| GIVEN RECORDS |
** Start **

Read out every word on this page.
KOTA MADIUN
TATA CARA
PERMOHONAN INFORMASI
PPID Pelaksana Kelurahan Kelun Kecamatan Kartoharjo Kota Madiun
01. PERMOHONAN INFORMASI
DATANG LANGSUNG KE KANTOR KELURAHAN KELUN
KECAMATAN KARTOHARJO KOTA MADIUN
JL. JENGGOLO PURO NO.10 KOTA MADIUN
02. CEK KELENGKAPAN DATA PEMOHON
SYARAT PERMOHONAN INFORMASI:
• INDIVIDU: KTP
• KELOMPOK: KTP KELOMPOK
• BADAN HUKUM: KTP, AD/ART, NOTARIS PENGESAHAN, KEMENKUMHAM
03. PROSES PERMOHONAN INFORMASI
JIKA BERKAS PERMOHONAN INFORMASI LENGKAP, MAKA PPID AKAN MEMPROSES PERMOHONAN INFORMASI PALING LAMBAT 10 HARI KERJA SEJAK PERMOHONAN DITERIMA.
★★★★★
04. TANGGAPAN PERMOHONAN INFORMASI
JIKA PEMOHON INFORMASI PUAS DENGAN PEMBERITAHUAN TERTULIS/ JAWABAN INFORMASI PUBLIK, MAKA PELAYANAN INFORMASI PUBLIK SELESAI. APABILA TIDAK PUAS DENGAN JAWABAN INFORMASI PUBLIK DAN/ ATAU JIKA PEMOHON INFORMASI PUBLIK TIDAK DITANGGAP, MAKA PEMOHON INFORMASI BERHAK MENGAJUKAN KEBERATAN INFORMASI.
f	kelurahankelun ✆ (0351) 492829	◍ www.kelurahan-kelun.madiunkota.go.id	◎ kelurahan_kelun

** End **
** Start **

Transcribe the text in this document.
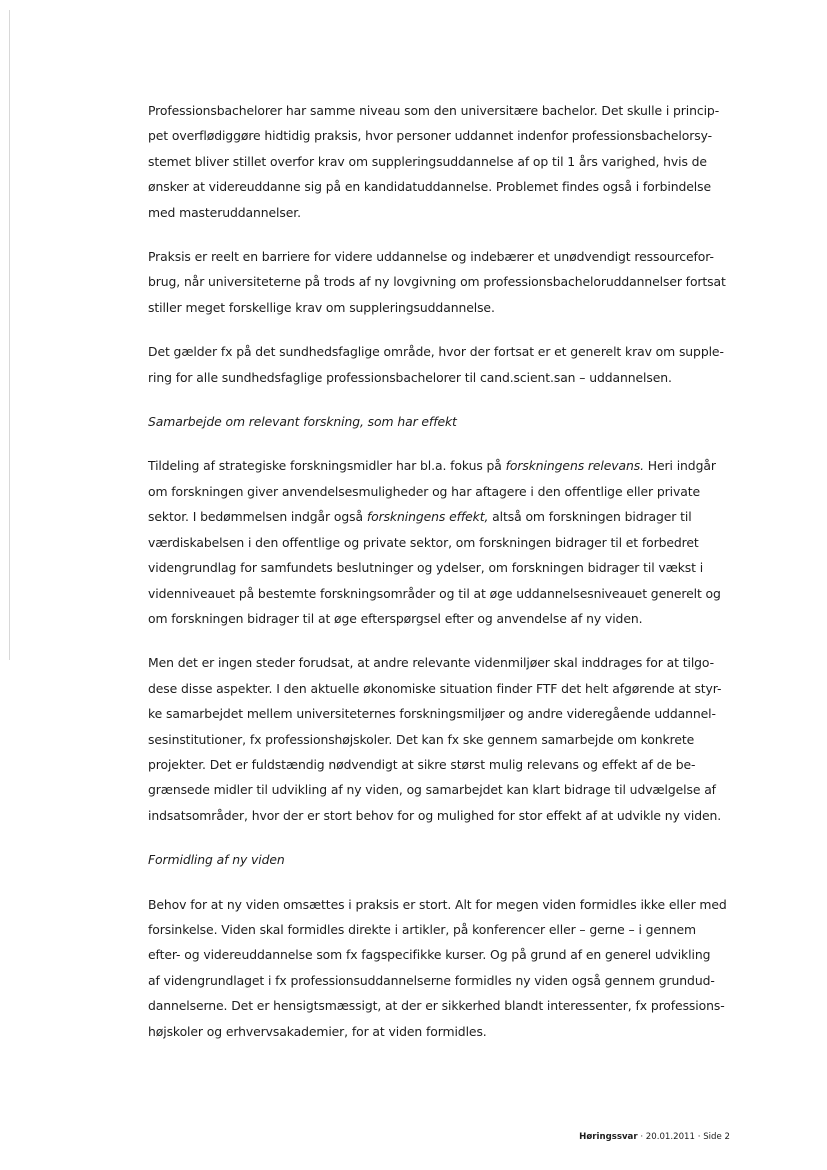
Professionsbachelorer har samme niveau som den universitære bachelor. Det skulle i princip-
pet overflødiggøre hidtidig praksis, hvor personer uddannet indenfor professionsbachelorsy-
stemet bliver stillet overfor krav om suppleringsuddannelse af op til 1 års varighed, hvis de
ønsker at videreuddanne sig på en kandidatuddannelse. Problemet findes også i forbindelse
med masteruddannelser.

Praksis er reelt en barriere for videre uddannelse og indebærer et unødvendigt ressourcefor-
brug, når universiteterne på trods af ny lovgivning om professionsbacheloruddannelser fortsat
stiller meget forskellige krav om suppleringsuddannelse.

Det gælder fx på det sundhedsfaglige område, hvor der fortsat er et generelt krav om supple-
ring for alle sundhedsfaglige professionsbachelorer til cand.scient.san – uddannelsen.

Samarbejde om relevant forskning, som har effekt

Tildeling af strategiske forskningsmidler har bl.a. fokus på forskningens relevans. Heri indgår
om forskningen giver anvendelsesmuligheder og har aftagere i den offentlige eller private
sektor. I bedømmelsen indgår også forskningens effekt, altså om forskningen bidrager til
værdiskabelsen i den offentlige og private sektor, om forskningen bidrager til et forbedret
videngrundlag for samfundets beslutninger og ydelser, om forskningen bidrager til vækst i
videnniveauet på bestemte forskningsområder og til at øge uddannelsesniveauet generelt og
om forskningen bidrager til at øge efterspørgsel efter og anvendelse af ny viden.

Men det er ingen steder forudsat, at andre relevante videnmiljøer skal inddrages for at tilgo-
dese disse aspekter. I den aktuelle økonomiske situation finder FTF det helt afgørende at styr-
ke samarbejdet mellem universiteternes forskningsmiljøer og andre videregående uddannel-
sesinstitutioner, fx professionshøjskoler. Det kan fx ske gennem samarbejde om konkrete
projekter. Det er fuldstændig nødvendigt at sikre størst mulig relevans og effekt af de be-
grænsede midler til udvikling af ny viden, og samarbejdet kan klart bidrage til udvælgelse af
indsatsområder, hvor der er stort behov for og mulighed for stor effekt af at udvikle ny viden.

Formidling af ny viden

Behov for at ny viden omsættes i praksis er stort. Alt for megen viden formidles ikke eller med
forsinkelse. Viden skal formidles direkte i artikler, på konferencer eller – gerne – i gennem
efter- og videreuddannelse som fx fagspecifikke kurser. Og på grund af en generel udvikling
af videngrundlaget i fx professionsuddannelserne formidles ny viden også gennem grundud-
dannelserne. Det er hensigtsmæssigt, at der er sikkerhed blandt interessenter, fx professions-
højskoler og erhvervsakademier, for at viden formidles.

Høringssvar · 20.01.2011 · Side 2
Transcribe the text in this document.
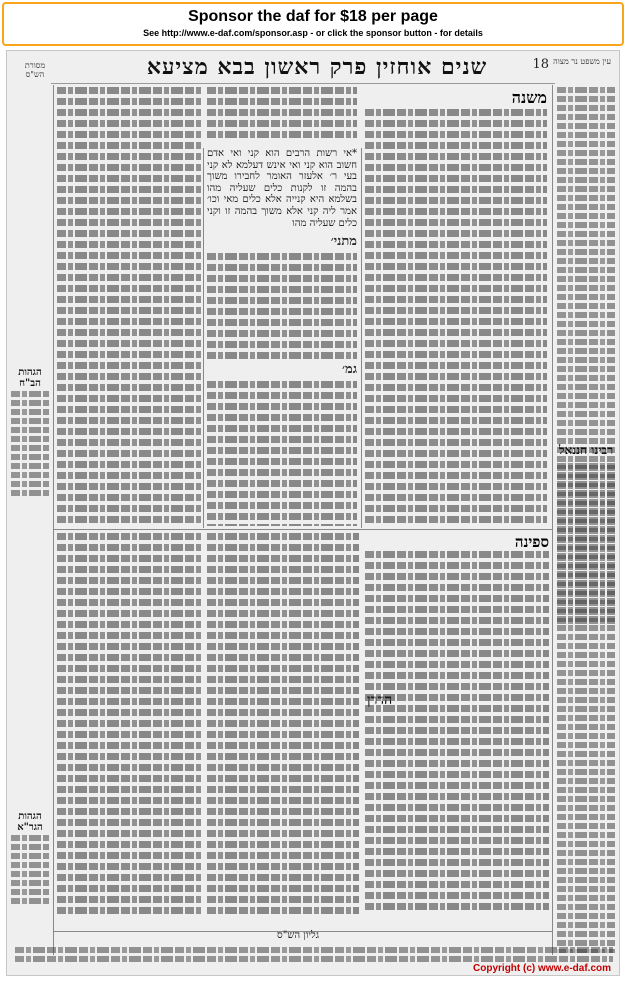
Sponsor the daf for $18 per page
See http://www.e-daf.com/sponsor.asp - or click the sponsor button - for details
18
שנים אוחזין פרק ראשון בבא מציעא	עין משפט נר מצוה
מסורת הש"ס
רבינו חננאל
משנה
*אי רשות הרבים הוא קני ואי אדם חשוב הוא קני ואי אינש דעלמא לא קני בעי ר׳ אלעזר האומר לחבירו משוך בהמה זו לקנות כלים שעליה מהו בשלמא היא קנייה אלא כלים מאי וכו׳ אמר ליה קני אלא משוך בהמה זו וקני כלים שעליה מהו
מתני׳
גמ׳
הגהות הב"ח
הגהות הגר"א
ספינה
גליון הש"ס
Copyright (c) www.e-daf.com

** End **
** Start **

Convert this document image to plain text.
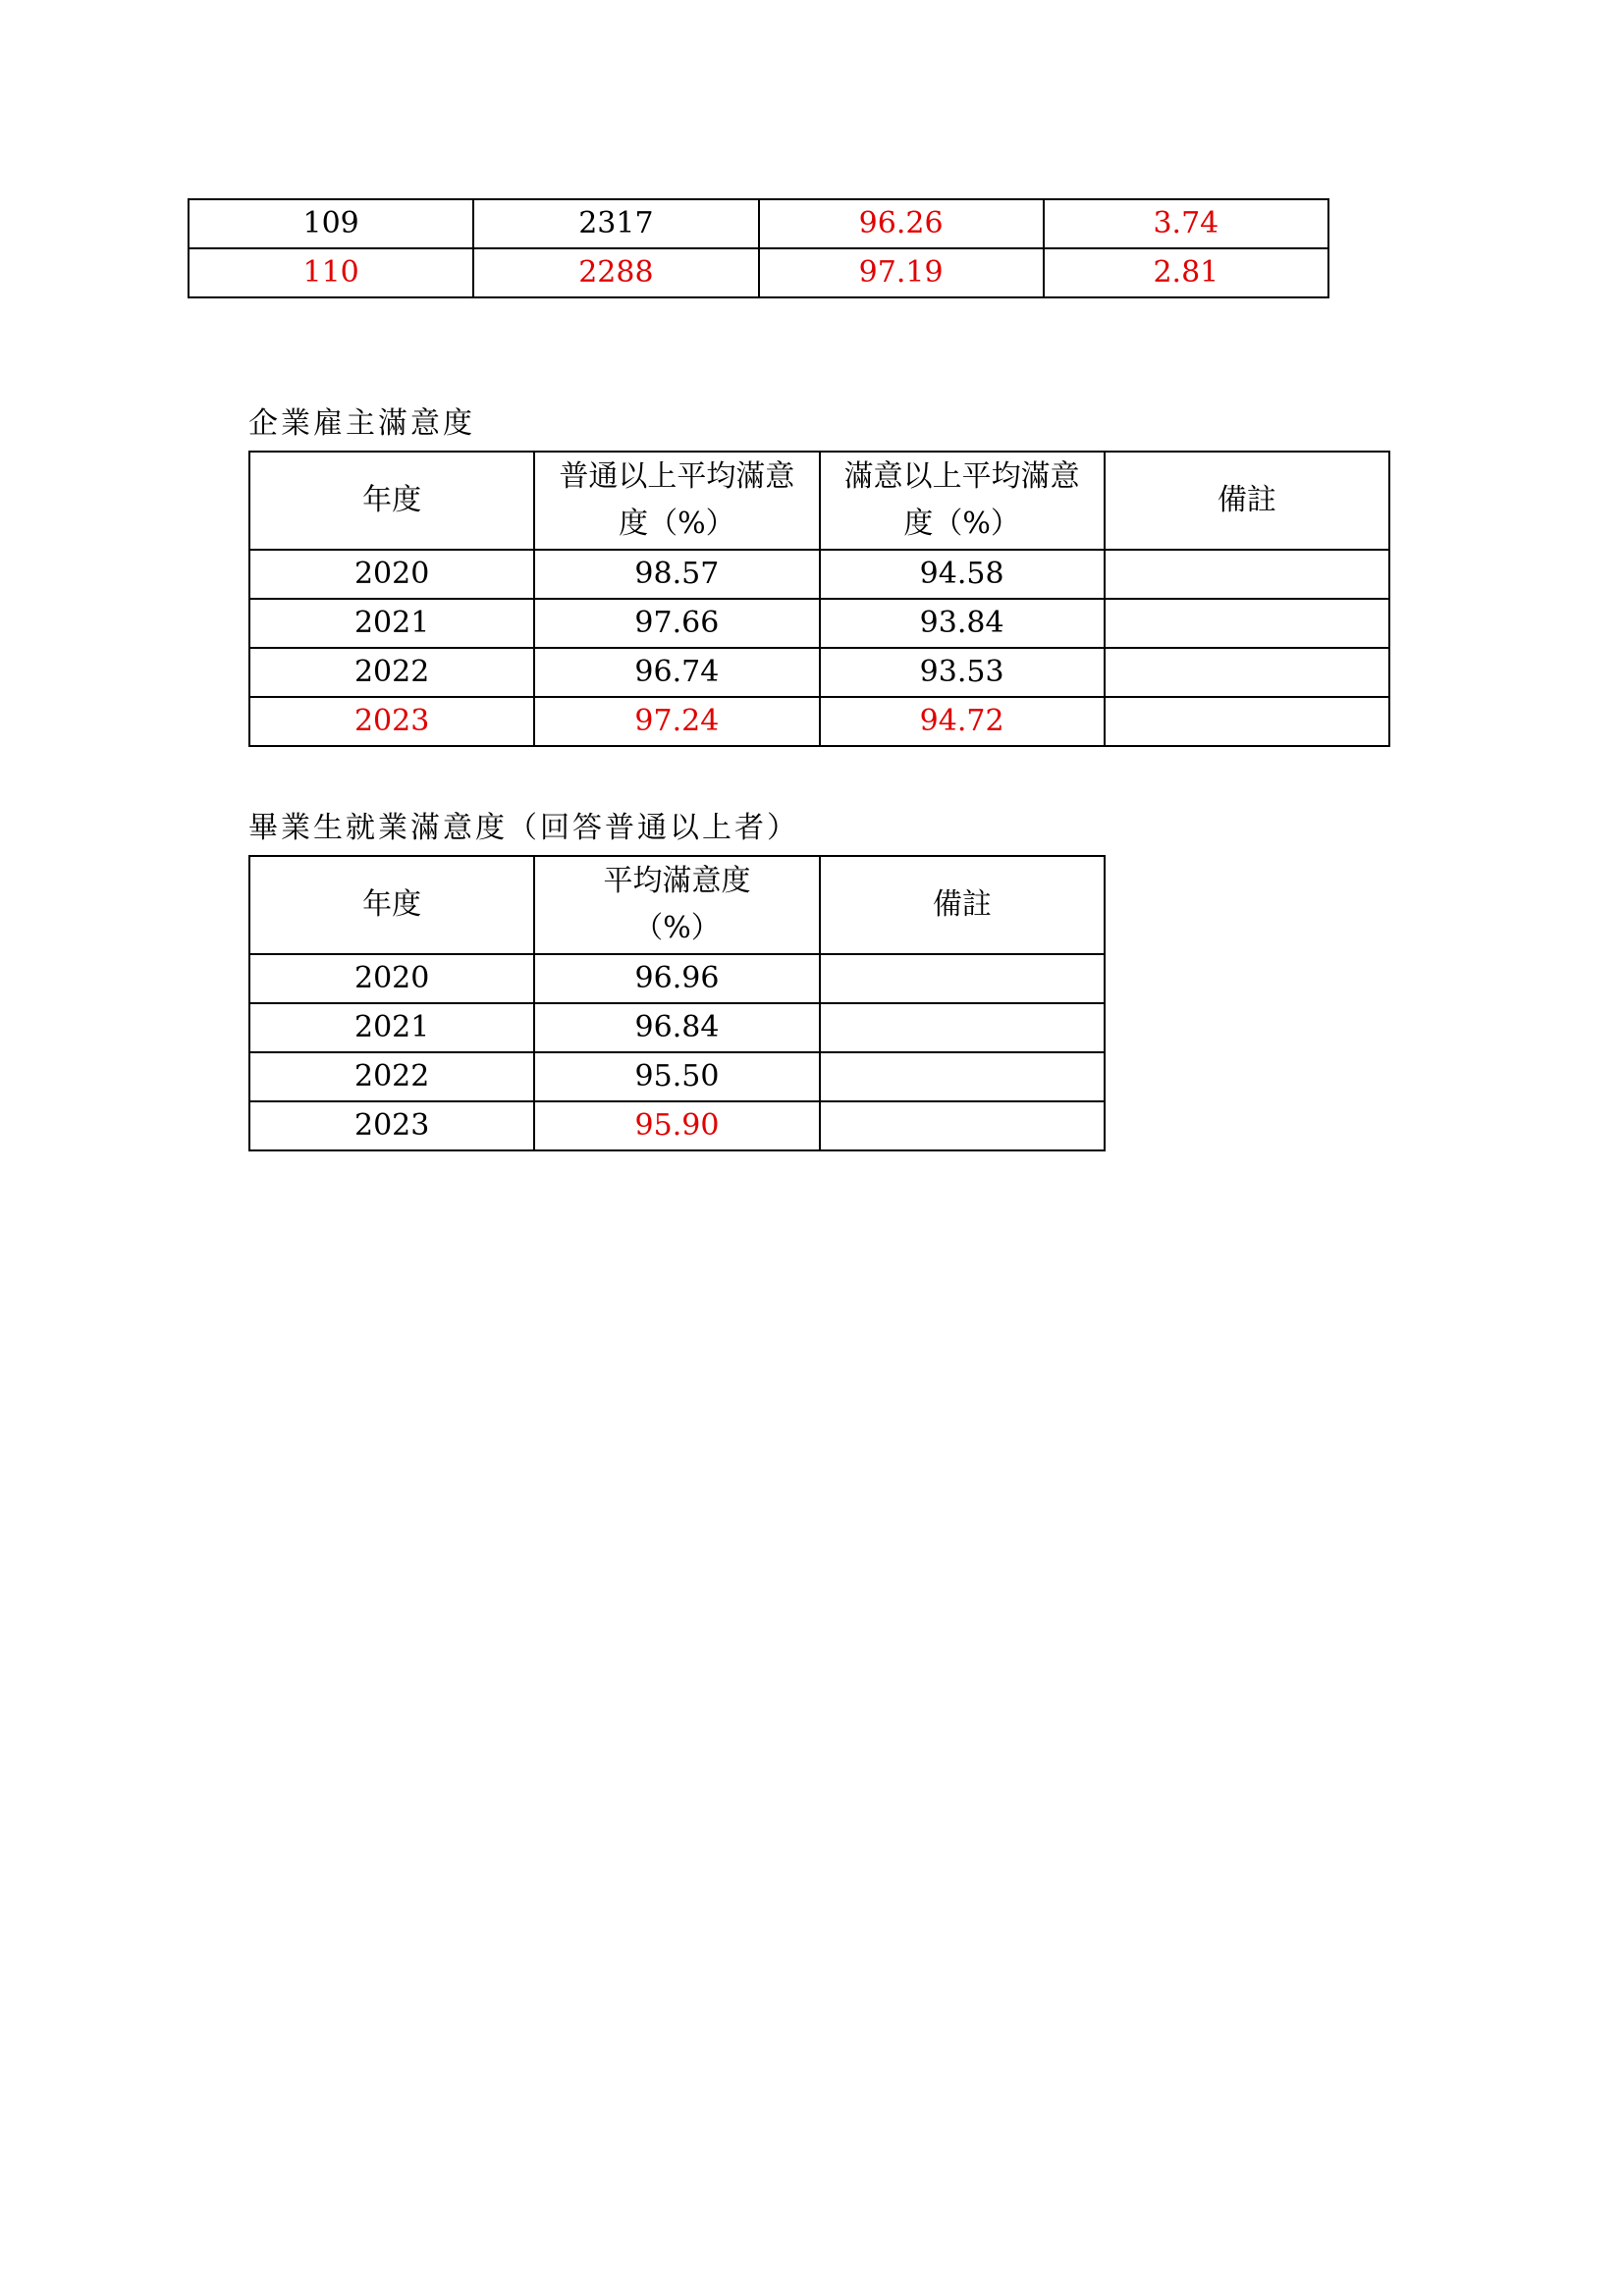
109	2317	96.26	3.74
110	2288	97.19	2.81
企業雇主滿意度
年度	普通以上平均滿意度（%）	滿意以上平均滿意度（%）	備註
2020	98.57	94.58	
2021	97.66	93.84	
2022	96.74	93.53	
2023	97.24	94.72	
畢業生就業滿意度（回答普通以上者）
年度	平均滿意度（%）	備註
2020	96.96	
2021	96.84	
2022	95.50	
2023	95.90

** End **

| TASK REQUIREMENTS |
Reply with one number only, the count of lines above that hold the string "stort".

| RESPONSE |
2